- To do
From the listing below, pull each line that includes "Plany".

- Data records
▬▬▬

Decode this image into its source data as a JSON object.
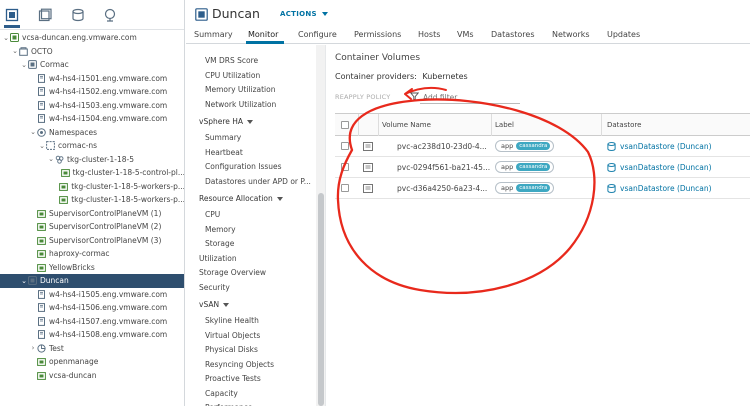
{
  "colors": {
    "accent": "#0072a3",
    "selected_bg": "#2e4e6e",
    "tag_bg": "#3ea8c2",
    "annotation": "#e8291c"
  },
  "toolbar": {
    "icons": [
      "hosts-clusters-icon",
      "vms-templates-icon",
      "storage-icon",
      "networking-icon"
    ]
  },
  "tree": [
    {
      "label": "vcsa-duncan.eng.vmware.com",
      "icon": "vcenter-icon",
      "depth": 0,
      "expanded": true
    },
    {
      "label": "OCTO",
      "icon": "datacenter-icon",
      "depth": 1,
      "expanded": true
    },
    {
      "label": "Cormac",
      "icon": "cluster-icon",
      "depth": 2,
      "expanded": true
    },
    {
      "label": "w4-hs4-i1501.eng.vmware.com",
      "icon": "host-icon",
      "depth": 3
    },
    {
      "label": "w4-hs4-i1502.eng.vmware.com",
      "icon": "host-icon",
      "depth": 3
    },
    {
      "label": "w4-hs4-i1503.eng.vmware.com",
      "icon": "host-icon",
      "depth": 3
    },
    {
      "label": "w4-hs4-i1504.eng.vmware.com",
      "icon": "host-icon",
      "depth": 3
    },
    {
      "label": "Namespaces",
      "icon": "namespaces-icon",
      "depth": 3,
      "expanded": true
    },
    {
      "label": "cormac-ns",
      "icon": "namespace-icon",
      "depth": 4,
      "expanded": true
    },
    {
      "label": "tkg-cluster-1-18-5",
      "icon": "tkg-cluster-icon",
      "depth": 5,
      "expanded": true
    },
    {
      "label": "tkg-cluster-1-18-5-control-pl...",
      "icon": "vm-icon",
      "depth": 6
    },
    {
      "label": "tkg-cluster-1-18-5-workers-p...",
      "icon": "vm-icon",
      "depth": 6
    },
    {
      "label": "tkg-cluster-1-18-5-workers-p...",
      "icon": "vm-icon",
      "depth": 6
    },
    {
      "label": "SupervisorControlPlaneVM (1)",
      "icon": "vm-icon",
      "depth": 3
    },
    {
      "label": "SupervisorControlPlaneVM (2)",
      "icon": "vm-icon",
      "depth": 3
    },
    {
      "label": "SupervisorControlPlaneVM (3)",
      "icon": "vm-icon",
      "depth": 3
    },
    {
      "label": "haproxy-cormac",
      "icon": "vm-icon",
      "depth": 3
    },
    {
      "label": "YellowBricks",
      "icon": "vm-icon",
      "depth": 3
    },
    {
      "label": "Duncan",
      "icon": "cluster-icon",
      "depth": 2,
      "expanded": true,
      "selected": true
    },
    {
      "label": "w4-hs4-i1505.eng.vmware.com",
      "icon": "host-icon",
      "depth": 3
    },
    {
      "label": "w4-hs4-i1506.eng.vmware.com",
      "icon": "host-icon",
      "depth": 3
    },
    {
      "label": "w4-hs4-i1507.eng.vmware.com",
      "icon": "host-icon",
      "depth": 3
    },
    {
      "label": "w4-hs4-i1508.eng.vmware.com",
      "icon": "host-icon",
      "depth": 3
    },
    {
      "label": "Test",
      "icon": "resource-pool-icon",
      "depth": 3,
      "collapsed": true
    },
    {
      "label": "openmanage",
      "icon": "vm-icon",
      "depth": 3
    },
    {
      "label": "vcsa-duncan",
      "icon": "vm-icon",
      "depth": 3
    }
  ],
  "header": {
    "title": "Duncan",
    "actions_label": "ACTIONS",
    "tabs": [
      "Summary",
      "Monitor",
      "Configure",
      "Permissions",
      "Hosts",
      "VMs",
      "Datastores",
      "Networks",
      "Updates"
    ],
    "active_tab": "Monitor"
  },
  "subnav": [
    {
      "label": "VM DRS Score",
      "kind": "item"
    },
    {
      "label": "CPU Utilization",
      "kind": "item"
    },
    {
      "label": "Memory Utilization",
      "kind": "item"
    },
    {
      "label": "Network Utilization",
      "kind": "item"
    },
    {
      "label": "vSphere HA",
      "kind": "head"
    },
    {
      "label": "Summary",
      "kind": "item"
    },
    {
      "label": "Heartbeat",
      "kind": "item"
    },
    {
      "label": "Configuration Issues",
      "kind": "item"
    },
    {
      "label": "Datastores under APD or P...",
      "kind": "item"
    },
    {
      "label": "Resource Allocation",
      "kind": "head"
    },
    {
      "label": "CPU",
      "kind": "item"
    },
    {
      "label": "Memory",
      "kind": "item"
    },
    {
      "label": "Storage",
      "kind": "item"
    },
    {
      "label": "Utilization",
      "kind": "plain"
    },
    {
      "label": "Storage Overview",
      "kind": "plain"
    },
    {
      "label": "Security",
      "kind": "plain"
    },
    {
      "label": "vSAN",
      "kind": "head"
    },
    {
      "label": "Skyline Health",
      "kind": "item"
    },
    {
      "label": "Virtual Objects",
      "kind": "item"
    },
    {
      "label": "Physical Disks",
      "kind": "item"
    },
    {
      "label": "Resyncing Objects",
      "kind": "item"
    },
    {
      "label": "Proactive Tests",
      "kind": "item"
    },
    {
      "label": "Capacity",
      "kind": "item"
    },
    {
      "label": "Performance",
      "kind": "item"
    }
  ],
  "main": {
    "heading": "Container Volumes",
    "providers_label": "Container providers:",
    "providers_value": "Kubernetes",
    "reapply_label": "REAPPLY POLICY",
    "filter_placeholder": "Add filter",
    "columns": {
      "volume_name": "Volume Name",
      "label": "Label",
      "datastore": "Datastore"
    },
    "rows": [
      {
        "volume_name": "pvc-ac238d10-23d0-4...",
        "label_key": "app",
        "label_value": "cassandra",
        "datastore": "vsanDatastore (Duncan)"
      },
      {
        "volume_name": "pvc-0294f561-ba21-45...",
        "label_key": "app",
        "label_value": "cassandra",
        "datastore": "vsanDatastore (Duncan)"
      },
      {
        "volume_name": "pvc-d36a4250-6a23-4...",
        "label_key": "app",
        "label_value": "cassandra",
        "datastore": "vsanDatastore (Duncan)"
      }
    ]
  }
}
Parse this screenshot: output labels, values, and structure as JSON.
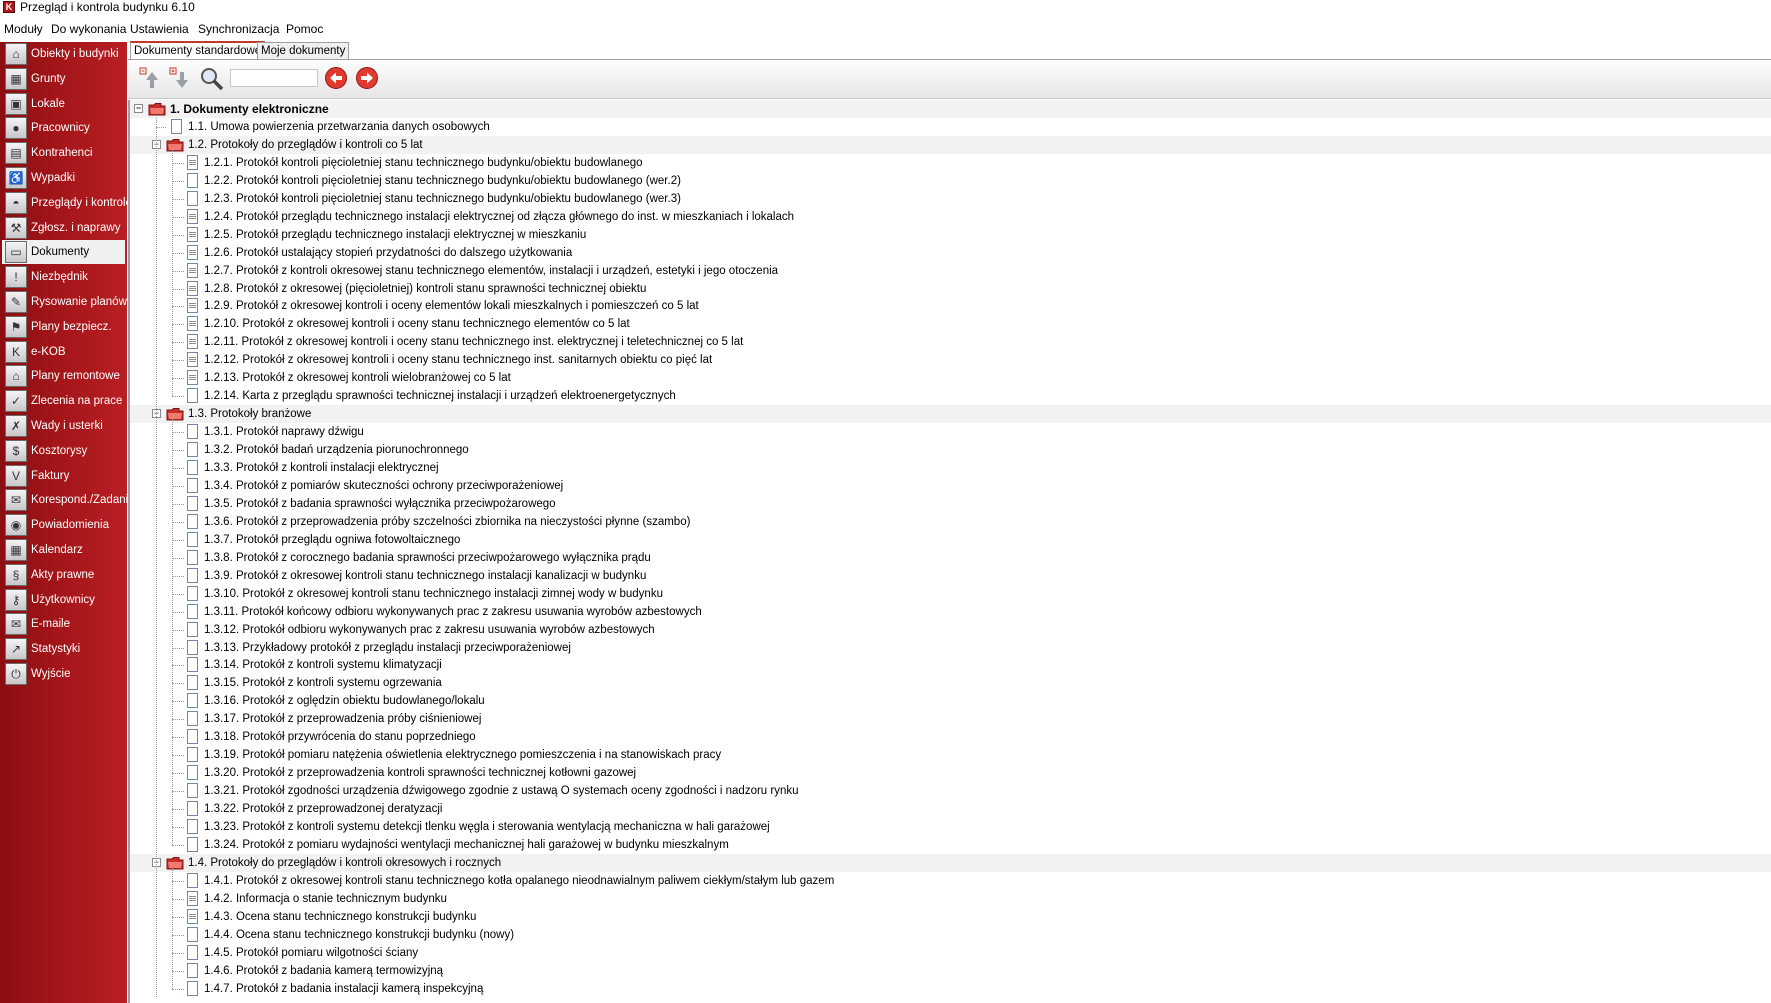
{
  "window": {
    "title": "Przegląd i kontrola budynku  6.10",
    "icon": "app-logo-icon"
  },
  "menu": [
    "Moduły",
    "Do wykonania",
    "Ustawienia",
    "Synchronizacja",
    "Pomoc"
  ],
  "sidebar": {
    "items": [
      {
        "label": "Obiekty i budynki",
        "icon": "building-icon"
      },
      {
        "label": "Grunty",
        "icon": "land-icon"
      },
      {
        "label": "Lokale",
        "icon": "flat-icon"
      },
      {
        "label": "Pracownicy",
        "icon": "person-icon"
      },
      {
        "label": "Kontrahenci",
        "icon": "contractor-icon"
      },
      {
        "label": "Wypadki",
        "icon": "wheelchair-icon"
      },
      {
        "label": "Przeglądy i kontrole",
        "icon": "helmet-icon"
      },
      {
        "label": "Zgłosz. i naprawy",
        "icon": "wrench-icon"
      },
      {
        "label": "Dokumenty",
        "icon": "document-icon",
        "active": true
      },
      {
        "label": "Niezbędnik",
        "icon": "exclamation-book-icon"
      },
      {
        "label": "Rysowanie planów",
        "icon": "drawing-icon"
      },
      {
        "label": "Plany bezpiecz.",
        "icon": "safety-plan-icon"
      },
      {
        "label": "e-KOB",
        "icon": "ekob-icon"
      },
      {
        "label": "Plany remontowe",
        "icon": "renovation-icon"
      },
      {
        "label": "Zlecenia na prace",
        "icon": "work-order-icon"
      },
      {
        "label": "Wady i usterki",
        "icon": "defect-icon"
      },
      {
        "label": "Kosztorysy",
        "icon": "dollar-icon"
      },
      {
        "label": "Faktury",
        "icon": "invoice-icon"
      },
      {
        "label": "Korespond./Zadania",
        "icon": "envelope-icon"
      },
      {
        "label": "Powiadomienia",
        "icon": "notification-icon"
      },
      {
        "label": "Kalendarz",
        "icon": "calendar-icon"
      },
      {
        "label": "Akty prawne",
        "icon": "paragraph-icon"
      },
      {
        "label": "Użytkownicy",
        "icon": "key-icon"
      },
      {
        "label": "E-maile",
        "icon": "email-icon"
      },
      {
        "label": "Statystyki",
        "icon": "chart-icon"
      },
      {
        "label": "Wyjście",
        "icon": "power-icon"
      }
    ]
  },
  "tabs": [
    {
      "label": "Dokumenty standardowe",
      "active": true
    },
    {
      "label": "Moje dokumenty",
      "active": false
    }
  ],
  "toolbar": {
    "buttons": [
      "expand-up-icon",
      "collapse-down-icon",
      "search-icon"
    ],
    "search_value": "",
    "nav": [
      "back-arrow-icon",
      "forward-arrow-icon"
    ]
  },
  "tree": [
    {
      "level": 1,
      "text": "1. Dokumenty elektroniczne",
      "type": "folder"
    },
    {
      "level": 2,
      "text": "1.1. Umowa powierzenia przetwarzania danych osobowych",
      "type": "doc"
    },
    {
      "level": 2,
      "text": "1.2. Protokoły do przeglądów i kontroli co 5 lat",
      "type": "folder"
    },
    {
      "level": 3,
      "text": "1.2.1. Protokół kontroli pięcioletniej stanu technicznego budynku/obiektu budowlanego",
      "type": "docf"
    },
    {
      "level": 3,
      "text": "1.2.2. Protokół kontroli pięcioletniej stanu technicznego budynku/obiektu budowlanego (wer.2)",
      "type": "doc"
    },
    {
      "level": 3,
      "text": "1.2.3. Protokół kontroli pięcioletniej stanu technicznego budynku/obiektu budowlanego (wer.3)",
      "type": "doc"
    },
    {
      "level": 3,
      "text": "1.2.4. Protokół przeglądu technicznego instalacji elektrycznej od złącza głównego do inst. w mieszkaniach i lokalach",
      "type": "docf"
    },
    {
      "level": 3,
      "text": "1.2.5. Protokół przeglądu technicznego instalacji elektrycznej w mieszkaniu",
      "type": "docf"
    },
    {
      "level": 3,
      "text": "1.2.6. Protokół ustalający stopień przydatności do dalszego użytkowania",
      "type": "docf"
    },
    {
      "level": 3,
      "text": "1.2.7. Protokół z kontroli okresowej stanu technicznego elementów, instalacji i urządzeń, estetyki i jego otoczenia",
      "type": "docf"
    },
    {
      "level": 3,
      "text": "1.2.8. Protokół z okresowej (pięcioletniej) kontroli stanu sprawności technicznej obiektu",
      "type": "docf"
    },
    {
      "level": 3,
      "text": "1.2.9. Protokół z okresowej kontroli i oceny elementów lokali mieszkalnych i pomieszczeń co 5 lat",
      "type": "docf"
    },
    {
      "level": 3,
      "text": "1.2.10. Protokół z okresowej kontroli i oceny stanu technicznego elementów co 5 lat",
      "type": "docf"
    },
    {
      "level": 3,
      "text": "1.2.11. Protokół z okresowej kontroli i oceny stanu technicznego inst. elektrycznej i teletechnicznej co 5 lat",
      "type": "docf"
    },
    {
      "level": 3,
      "text": "1.2.12. Protokół z okresowej kontroli i oceny stanu technicznego inst. sanitarnych obiektu co pięć lat",
      "type": "docf"
    },
    {
      "level": 3,
      "text": "1.2.13. Protokół z okresowej kontroli wielobranżowej co 5 lat",
      "type": "docf"
    },
    {
      "level": 3,
      "text": "1.2.14. Karta z przeglądu sprawności technicznej instalacji i urządzeń elektroenergetycznych",
      "type": "doc"
    },
    {
      "level": 2,
      "text": "1.3. Protokoły branżowe",
      "type": "folder"
    },
    {
      "level": 3,
      "text": "1.3.1. Protokół naprawy dźwigu",
      "type": "doc"
    },
    {
      "level": 3,
      "text": "1.3.2. Protokół badań urządzenia piorunochronnego",
      "type": "doc"
    },
    {
      "level": 3,
      "text": "1.3.3. Protokół z kontroli instalacji elektrycznej",
      "type": "doc"
    },
    {
      "level": 3,
      "text": "1.3.4. Protokół z pomiarów skuteczności ochrony przeciwporażeniowej",
      "type": "doc"
    },
    {
      "level": 3,
      "text": "1.3.5. Protokół z badania sprawności wyłącznika przeciwpożarowego",
      "type": "doc"
    },
    {
      "level": 3,
      "text": "1.3.6. Protokół z przeprowadzenia próby szczelności zbiornika na nieczystości płynne (szambo)",
      "type": "doc"
    },
    {
      "level": 3,
      "text": "1.3.7. Protokół przeglądu ogniwa fotowoltaicznego",
      "type": "doc"
    },
    {
      "level": 3,
      "text": "1.3.8. Protokół z corocznego badania sprawności przeciwpożarowego wyłącznika prądu",
      "type": "doc"
    },
    {
      "level": 3,
      "text": "1.3.9. Protokół z okresowej kontroli stanu technicznego instalacji kanalizacji w budynku",
      "type": "doc"
    },
    {
      "level": 3,
      "text": "1.3.10. Protokół z okresowej kontroli stanu technicznego instalacji zimnej wody w budynku",
      "type": "doc"
    },
    {
      "level": 3,
      "text": "1.3.11. Protokół końcowy odbioru wykonywanych prac z zakresu usuwania wyrobów azbestowych",
      "type": "doc"
    },
    {
      "level": 3,
      "text": "1.3.12. Protokół odbioru wykonywanych prac z zakresu usuwania wyrobów azbestowych",
      "type": "doc"
    },
    {
      "level": 3,
      "text": "1.3.13. Przykładowy protokół z przeglądu instalacji przeciwporażeniowej",
      "type": "doc"
    },
    {
      "level": 3,
      "text": "1.3.14. Protokół z kontroli systemu klimatyzacji",
      "type": "doc"
    },
    {
      "level": 3,
      "text": "1.3.15. Protokół z kontroli systemu ogrzewania",
      "type": "doc"
    },
    {
      "level": 3,
      "text": "1.3.16. Protokół z oględzin obiektu budowlanego/lokalu",
      "type": "doc"
    },
    {
      "level": 3,
      "text": "1.3.17. Protokół z przeprowadzenia próby ciśnieniowej",
      "type": "doc"
    },
    {
      "level": 3,
      "text": "1.3.18. Protokół przywrócenia do stanu poprzedniego",
      "type": "doc"
    },
    {
      "level": 3,
      "text": "1.3.19. Protokół pomiaru natężenia oświetlenia elektrycznego  pomieszczenia i na stanowiskach pracy",
      "type": "doc"
    },
    {
      "level": 3,
      "text": "1.3.20. Protokół z przeprowadzenia kontroli sprawności technicznej kotłowni gazowej",
      "type": "doc"
    },
    {
      "level": 3,
      "text": "1.3.21. Protokół zgodności urządzenia dźwigowego zgodnie z ustawą O systemach oceny zgodności i nadzoru rynku",
      "type": "doc"
    },
    {
      "level": 3,
      "text": "1.3.22. Protokół z przeprowadzonej deratyzacji",
      "type": "doc"
    },
    {
      "level": 3,
      "text": "1.3.23. Protokół z kontroli  systemu detekcji  tlenku węgla i sterowania wentylacją mechaniczna w hali garażowej",
      "type": "doc"
    },
    {
      "level": 3,
      "text": "1.3.24. Protokół z pomiaru wydajności wentylacji mechanicznej hali garażowej w budynku mieszkalnym",
      "type": "doc"
    },
    {
      "level": 2,
      "text": "1.4. Protokoły do przeglądów i kontroli okresowych i rocznych",
      "type": "folder"
    },
    {
      "level": 3,
      "text": "1.4.1. Protokół z okresowej kontroli stanu technicznego kotła opalanego nieodnawialnym paliwem ciekłym/stałym lub gazem",
      "type": "doc"
    },
    {
      "level": 3,
      "text": "1.4.2. Informacja o stanie technicznym budynku",
      "type": "docf"
    },
    {
      "level": 3,
      "text": "1.4.3. Ocena stanu technicznego konstrukcji budynku",
      "type": "docf"
    },
    {
      "level": 3,
      "text": "1.4.4. Ocena stanu technicznego konstrukcji budynku (nowy)",
      "type": "doc"
    },
    {
      "level": 3,
      "text": "1.4.5. Protokół pomiaru wilgotności ściany",
      "type": "doc"
    },
    {
      "level": 3,
      "text": "1.4.6. Protokół z badania kamerą termowizyjną",
      "type": "doc"
    },
    {
      "level": 3,
      "text": "1.4.7. Protokół z badania instalacji kamerą inspekcyjną",
      "type": "doc"
    }
  ]
}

▬▬▬

- Result of this task
        "label": "Plany bezpiecz.",
        "label": "Plany remontowe",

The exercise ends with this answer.